WORK TO BE COMPLETED.
Print all the records exactly, please.

SUPPLIED RECORDS.
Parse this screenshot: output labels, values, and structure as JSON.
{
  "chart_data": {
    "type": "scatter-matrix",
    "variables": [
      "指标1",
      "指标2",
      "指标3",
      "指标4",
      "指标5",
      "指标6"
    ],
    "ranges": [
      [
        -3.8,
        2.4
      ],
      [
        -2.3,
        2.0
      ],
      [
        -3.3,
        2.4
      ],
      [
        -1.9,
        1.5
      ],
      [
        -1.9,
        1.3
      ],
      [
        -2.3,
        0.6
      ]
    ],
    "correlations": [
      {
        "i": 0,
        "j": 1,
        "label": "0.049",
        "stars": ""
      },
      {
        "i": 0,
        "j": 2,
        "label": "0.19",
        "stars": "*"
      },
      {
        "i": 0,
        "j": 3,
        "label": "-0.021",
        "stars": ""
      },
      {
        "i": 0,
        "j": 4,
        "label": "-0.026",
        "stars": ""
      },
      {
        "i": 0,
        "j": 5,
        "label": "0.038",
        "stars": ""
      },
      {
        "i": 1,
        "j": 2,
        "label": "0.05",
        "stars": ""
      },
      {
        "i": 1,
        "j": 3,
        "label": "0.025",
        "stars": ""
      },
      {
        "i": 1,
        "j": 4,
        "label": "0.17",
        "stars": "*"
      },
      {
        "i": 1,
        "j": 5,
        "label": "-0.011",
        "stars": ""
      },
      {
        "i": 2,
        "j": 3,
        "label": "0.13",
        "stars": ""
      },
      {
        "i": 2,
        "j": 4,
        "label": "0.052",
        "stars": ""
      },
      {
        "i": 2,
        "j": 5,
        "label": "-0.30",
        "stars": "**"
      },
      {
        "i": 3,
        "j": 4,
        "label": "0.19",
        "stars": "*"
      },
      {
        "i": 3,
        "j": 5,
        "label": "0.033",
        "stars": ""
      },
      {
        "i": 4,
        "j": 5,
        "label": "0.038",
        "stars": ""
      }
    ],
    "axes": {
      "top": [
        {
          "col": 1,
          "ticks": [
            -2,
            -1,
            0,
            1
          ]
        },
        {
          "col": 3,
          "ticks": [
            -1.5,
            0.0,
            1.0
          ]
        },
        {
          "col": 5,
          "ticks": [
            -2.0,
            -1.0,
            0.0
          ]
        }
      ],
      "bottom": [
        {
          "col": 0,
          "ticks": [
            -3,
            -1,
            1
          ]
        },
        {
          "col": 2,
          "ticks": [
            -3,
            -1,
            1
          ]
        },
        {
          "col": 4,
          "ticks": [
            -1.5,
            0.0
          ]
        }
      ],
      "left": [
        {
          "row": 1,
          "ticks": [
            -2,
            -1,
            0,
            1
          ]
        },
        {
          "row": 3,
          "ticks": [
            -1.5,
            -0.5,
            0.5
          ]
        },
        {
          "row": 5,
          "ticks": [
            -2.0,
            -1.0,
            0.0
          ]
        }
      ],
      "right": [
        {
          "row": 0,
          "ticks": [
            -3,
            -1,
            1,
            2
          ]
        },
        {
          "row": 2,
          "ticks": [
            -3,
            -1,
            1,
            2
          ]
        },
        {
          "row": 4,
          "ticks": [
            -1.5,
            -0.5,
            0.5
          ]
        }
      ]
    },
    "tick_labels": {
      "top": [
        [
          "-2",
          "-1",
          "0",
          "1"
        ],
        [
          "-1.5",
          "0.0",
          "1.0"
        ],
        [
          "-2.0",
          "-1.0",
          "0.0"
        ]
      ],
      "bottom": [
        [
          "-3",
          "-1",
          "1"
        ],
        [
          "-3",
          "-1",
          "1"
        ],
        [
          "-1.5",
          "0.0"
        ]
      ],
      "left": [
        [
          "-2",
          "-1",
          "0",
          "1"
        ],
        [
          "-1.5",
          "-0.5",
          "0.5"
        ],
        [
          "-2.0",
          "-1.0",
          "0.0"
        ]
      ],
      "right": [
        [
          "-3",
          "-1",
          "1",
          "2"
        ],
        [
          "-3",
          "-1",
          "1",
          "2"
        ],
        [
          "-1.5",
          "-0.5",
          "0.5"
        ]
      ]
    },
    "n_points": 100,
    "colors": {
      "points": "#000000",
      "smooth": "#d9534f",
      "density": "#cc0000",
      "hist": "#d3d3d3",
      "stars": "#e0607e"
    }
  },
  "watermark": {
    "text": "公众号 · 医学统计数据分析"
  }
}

WORKED SOLUTION.
Parse this screenshot: output labels, values, and structure as JSON.
{
  "chart_data": {
    "type": "scatter-matrix",
    "variables": [
      "指标1",
      "指标2",
      "指标3",
      "指标4",
      "指标5",
      "指标6"
    ],
    "ranges": [
      [
        -3.8,
        2.4
      ],
      [
        -2.3,
        2.0
      ],
      [
        -3.3,
        2.4
      ],
      [
        -1.9,
        1.5
      ],
      [
        -1.9,
        1.3
      ],
      [
        -2.3,
        0.6
      ]
    ],
    "correlations": [
      {
        "i": 0,
        "j": 1,
        "label": "0.049",
        "stars": ""
      },
      {
        "i": 0,
        "j": 2,
        "label": "0.19",
        "stars": "*"
      },
      {
        "i": 0,
        "j": 3,
        "label": "-0.021",
        "stars": ""
      },
      {
        "i": 0,
        "j": 4,
        "label": "-0.026",
        "stars": ""
      },
      {
        "i": 0,
        "j": 5,
        "label": "0.038",
        "stars": ""
      },
      {
        "i": 1,
        "j": 2,
        "label": "0.05",
        "stars": ""
      },
      {
        "i": 1,
        "j": 3,
        "label": "0.025",
        "stars": ""
      },
      {
        "i": 1,
        "j": 4,
        "label": "0.17",
        "stars": "*"
      },
      {
        "i": 1,
        "j": 5,
        "label": "-0.011",
        "stars": ""
      },
      {
        "i": 2,
        "j": 3,
        "label": "0.13",
        "stars": ""
      },
      {
        "i": 2,
        "j": 4,
        "label": "0.052",
        "stars": ""
      },
      {
        "i": 2,
        "j": 5,
        "label": "-0.30",
        "stars": "**"
      },
      {
        "i": 3,
        "j": 4,
        "label": "0.19",
        "stars": "*"
      },
      {
        "i": 3,
        "j": 5,
        "label": "0.033",
        "stars": ""
      },
      {
        "i": 4,
        "j": 5,
        "label": "0.038",
        "stars": ""
      }
    ],
    "axes": {
      "top": [
        {
          "col": 1,
          "ticks": [
            -2,
            -1,
            0,
            1
          ]
        },
        {
          "col": 3,
          "ticks": [
            -1.5,
            0.0,
            1.0
          ]
        },
        {
          "col": 5,
          "ticks": [
            -2.0,
            -1.0,
            0.0
          ]
        }
      ],
      "bottom": [
        {
          "col": 0,
          "ticks": [
            -3,
            -1,
            1
          ]
        },
        {
          "col": 2,
          "ticks": [
            -3,
            -1,
            1
          ]
        },
        {
          "col": 4,
          "ticks": [
            -1.5,
            0.0
          ]
        }
      ],
      "left": [
        {
          "row": 1,
          "ticks": [
            -2,
            -1,
            0,
            1
          ]
        },
        {
          "row": 3,
          "ticks": [
            -1.5,
            -0.5,
            0.5
          ]
        },
        {
          "row": 5,
          "ticks": [
            -2.0,
            -1.0,
            0.0
          ]
        }
      ],
      "right": [
        {
          "row": 0,
          "ticks": [
            -3,
            -1,
            1,
            2
          ]
        },
        {
          "row": 2,
          "ticks": [
            -3,
            -1,
            1,
            2
          ]
        },
        {
          "row": 4,
          "ticks": [
            -1.5,
            -0.5,
            0.5
          ]
        }
      ]
    },
    "tick_labels": {
      "top": [
        [
          "-2",
          "-1",
          "0",
          "1"
        ],
        [
          "-1.5",
          "0.0",
          "1.0"
        ],
        [
          "-2.0",
          "-1.0",
          "0.0"
        ]
      ],
      "bottom": [
        [
          "-3",
          "-1",
          "1"
        ],
        [
          "-3",
          "-1",
          "1"
        ],
        [
          "-1.5",
          "0.0"
        ]
      ],
      "left": [
        [
          "-2",
          "-1",
          "0",
          "1"
        ],
        [
          "-1.5",
          "-0.5",
          "0.5"
        ],
        [
          "-2.0",
          "-1.0",
          "0.0"
        ]
      ],
      "right": [
        [
          "-3",
          "-1",
          "1",
          "2"
        ],
        [
          "-3",
          "-1",
          "1",
          "2"
        ],
        [
          "-1.5",
          "-0.5",
          "0.5"
        ]
      ]
    },
    "n_points": 100,
    "colors": {
      "points": "#000000",
      "smooth": "#d9534f",
      "density": "#cc0000",
      "hist": "#d3d3d3",
      "stars": "#e0607e"
    }
  },
  "watermark": {
    "text": "公众号 · 医学统计数据分析"
  }
}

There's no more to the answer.